- **What you are asked to do**: Locate each line holding the string "status" and copy it.

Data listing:
::::::

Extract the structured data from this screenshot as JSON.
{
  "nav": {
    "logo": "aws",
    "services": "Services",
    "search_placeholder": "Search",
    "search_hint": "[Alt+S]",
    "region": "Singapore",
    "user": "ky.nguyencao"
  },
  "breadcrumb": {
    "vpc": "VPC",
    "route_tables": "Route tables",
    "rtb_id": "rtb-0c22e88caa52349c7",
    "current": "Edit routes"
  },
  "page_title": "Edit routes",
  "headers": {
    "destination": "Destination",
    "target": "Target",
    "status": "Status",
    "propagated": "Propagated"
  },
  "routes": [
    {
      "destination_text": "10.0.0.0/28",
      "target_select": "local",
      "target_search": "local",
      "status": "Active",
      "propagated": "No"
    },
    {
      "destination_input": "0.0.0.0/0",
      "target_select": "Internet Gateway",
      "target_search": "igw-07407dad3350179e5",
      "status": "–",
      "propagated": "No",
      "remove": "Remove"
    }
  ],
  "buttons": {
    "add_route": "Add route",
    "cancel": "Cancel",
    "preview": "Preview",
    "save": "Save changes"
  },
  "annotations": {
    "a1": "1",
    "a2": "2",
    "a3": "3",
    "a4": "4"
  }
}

::::::

- **Right answer**:
    "status": "Status",
      "status": "Active",
      "status": "–",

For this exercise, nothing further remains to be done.